§ What is required
From the listing below, pull each line that includes "example".

§ Materials provided
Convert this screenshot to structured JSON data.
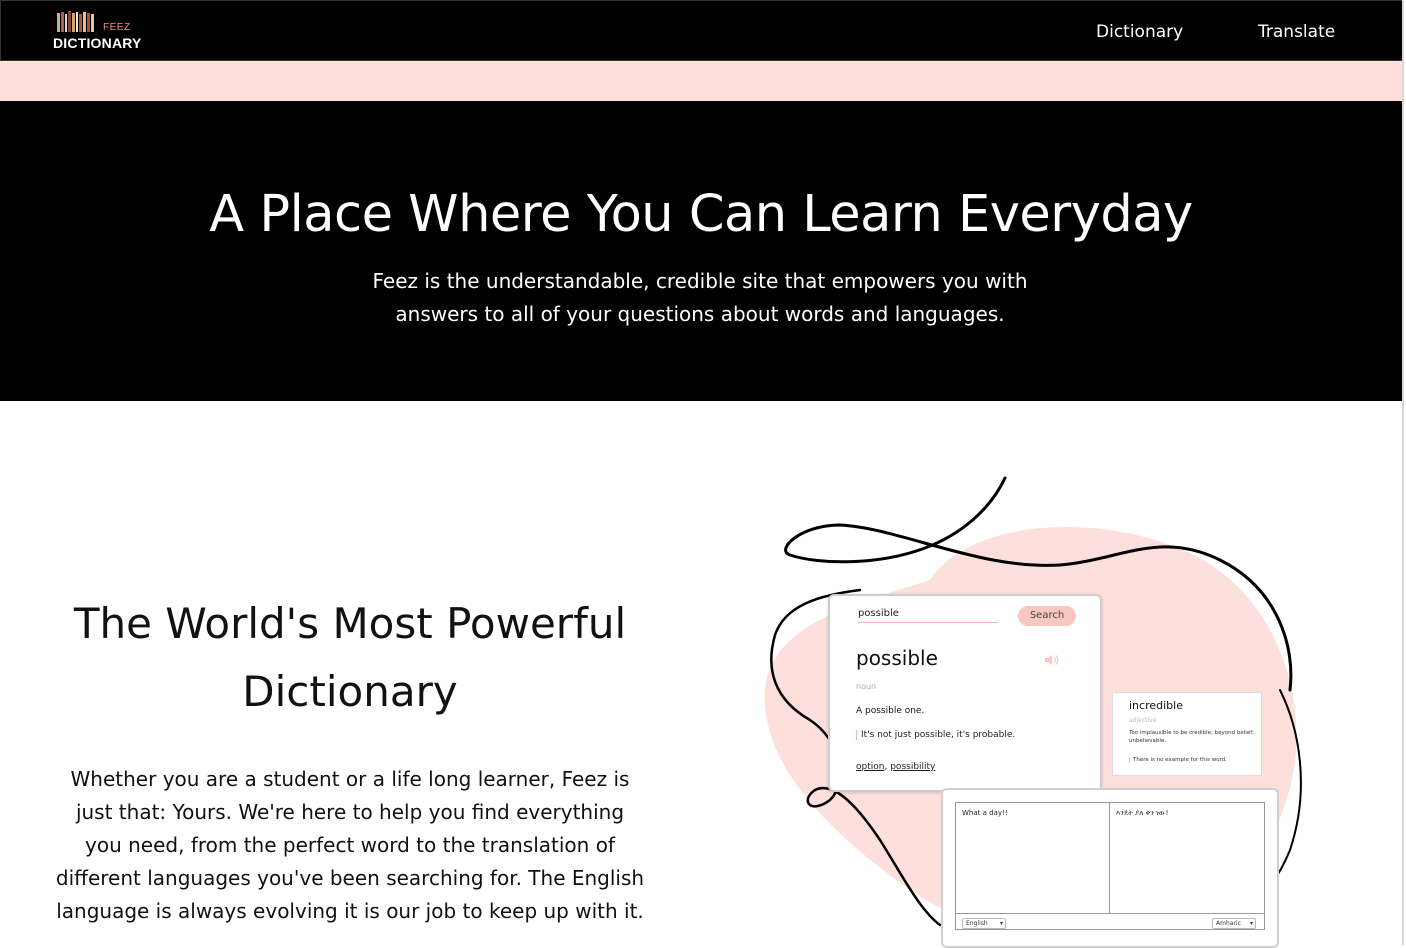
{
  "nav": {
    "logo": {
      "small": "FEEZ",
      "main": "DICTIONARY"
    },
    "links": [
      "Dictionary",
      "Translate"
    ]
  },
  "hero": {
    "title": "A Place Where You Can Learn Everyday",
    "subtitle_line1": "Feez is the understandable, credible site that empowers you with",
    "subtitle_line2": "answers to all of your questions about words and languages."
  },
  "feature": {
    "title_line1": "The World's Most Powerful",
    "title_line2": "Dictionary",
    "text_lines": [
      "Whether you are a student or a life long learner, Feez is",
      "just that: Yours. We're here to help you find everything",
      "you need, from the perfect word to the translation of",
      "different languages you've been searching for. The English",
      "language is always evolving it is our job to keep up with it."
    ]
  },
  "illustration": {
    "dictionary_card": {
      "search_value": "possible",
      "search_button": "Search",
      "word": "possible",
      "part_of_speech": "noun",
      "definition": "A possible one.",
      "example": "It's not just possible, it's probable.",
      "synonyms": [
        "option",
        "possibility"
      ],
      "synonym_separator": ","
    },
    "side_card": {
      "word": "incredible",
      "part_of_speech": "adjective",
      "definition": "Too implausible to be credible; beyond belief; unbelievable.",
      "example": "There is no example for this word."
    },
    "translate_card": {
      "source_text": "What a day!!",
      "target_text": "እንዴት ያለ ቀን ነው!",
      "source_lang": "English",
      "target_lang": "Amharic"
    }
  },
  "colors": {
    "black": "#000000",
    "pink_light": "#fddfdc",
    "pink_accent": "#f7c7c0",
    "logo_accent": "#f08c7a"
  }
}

§ The response
      "example": "It's not just possible, it's probable.",
      "example": "There is no example for this word."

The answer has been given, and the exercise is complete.